[start of RECORD LIST]
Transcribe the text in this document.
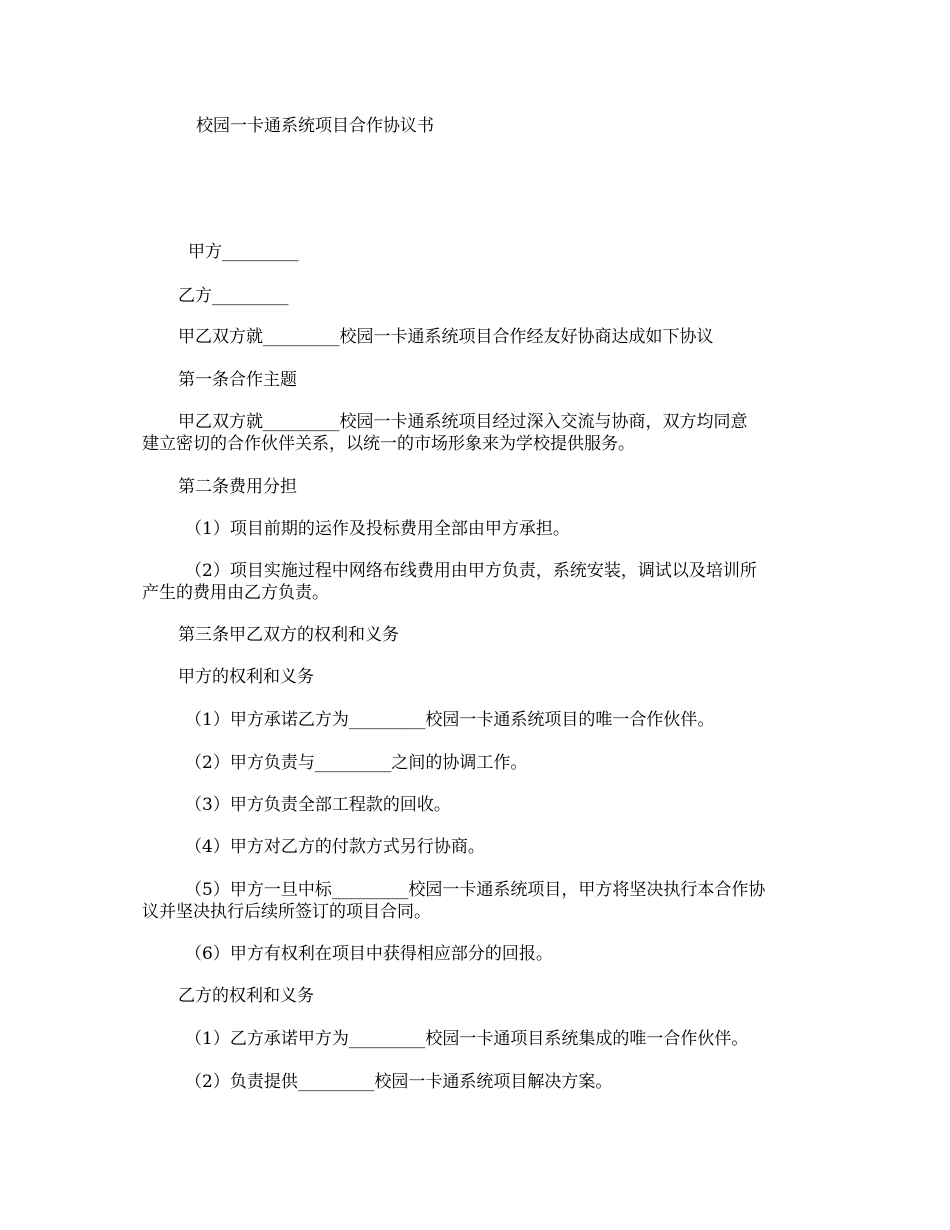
校园一卡通系统项目合作协议书

甲方_________

乙方_________

甲乙双方就_________校园一卡通系统项目合作经友好协商达成如下协议

第一条合作主题

甲乙双方就_________校园一卡通系统项目经过深入交流与协商，双方均同意

建立密切的合作伙伴关系，以统一的市场形象来为学校提供服务。

第二条费用分担

（1）项目前期的运作及投标费用全部由甲方承担。

（2）项目实施过程中网络布线费用由甲方负责，系统安装，调试以及培训所

产生的费用由乙方负责。

第三条甲乙双方的权利和义务

甲方的权利和义务

（1）甲方承诺乙方为_________校园一卡通系统项目的唯一合作伙伴。

（2）甲方负责与_________之间的协调工作。

（3）甲方负责全部工程款的回收。

（4）甲方对乙方的付款方式另行协商。

（5）甲方一旦中标_________校园一卡通系统项目，甲方将坚决执行本合作协

议并坚决执行后续所签订的项目合同。

（6）甲方有权利在项目中获得相应部分的回报。

乙方的权利和义务

（1）乙方承诺甲方为_________校园一卡通项目系统集成的唯一合作伙伴。

（2）负责提供_________校园一卡通系统项目解决方案。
[end of RECORD LIST]
INSTRUCTIONS FOR THE TASK
Transcribe the material exactly, keeping every word and none of the pictures.

TASK SOLUTION
Transcribe the text in this document.
校园一卡通系统项目合作协议书

甲方_________

乙方_________

甲乙双方就_________校园一卡通系统项目合作经友好协商达成如下协议

第一条合作主题

甲乙双方就_________校园一卡通系统项目经过深入交流与协商，双方均同意

建立密切的合作伙伴关系，以统一的市场形象来为学校提供服务。

第二条费用分担

（1）项目前期的运作及投标费用全部由甲方承担。

（2）项目实施过程中网络布线费用由甲方负责，系统安装，调试以及培训所

产生的费用由乙方负责。

第三条甲乙双方的权利和义务

甲方的权利和义务

（1）甲方承诺乙方为_________校园一卡通系统项目的唯一合作伙伴。

（2）甲方负责与_________之间的协调工作。

（3）甲方负责全部工程款的回收。

（4）甲方对乙方的付款方式另行协商。

（5）甲方一旦中标_________校园一卡通系统项目，甲方将坚决执行本合作协

议并坚决执行后续所签订的项目合同。

（6）甲方有权利在项目中获得相应部分的回报。

乙方的权利和义务

（1）乙方承诺甲方为_________校园一卡通项目系统集成的唯一合作伙伴。

（2）负责提供_________校园一卡通系统项目解决方案。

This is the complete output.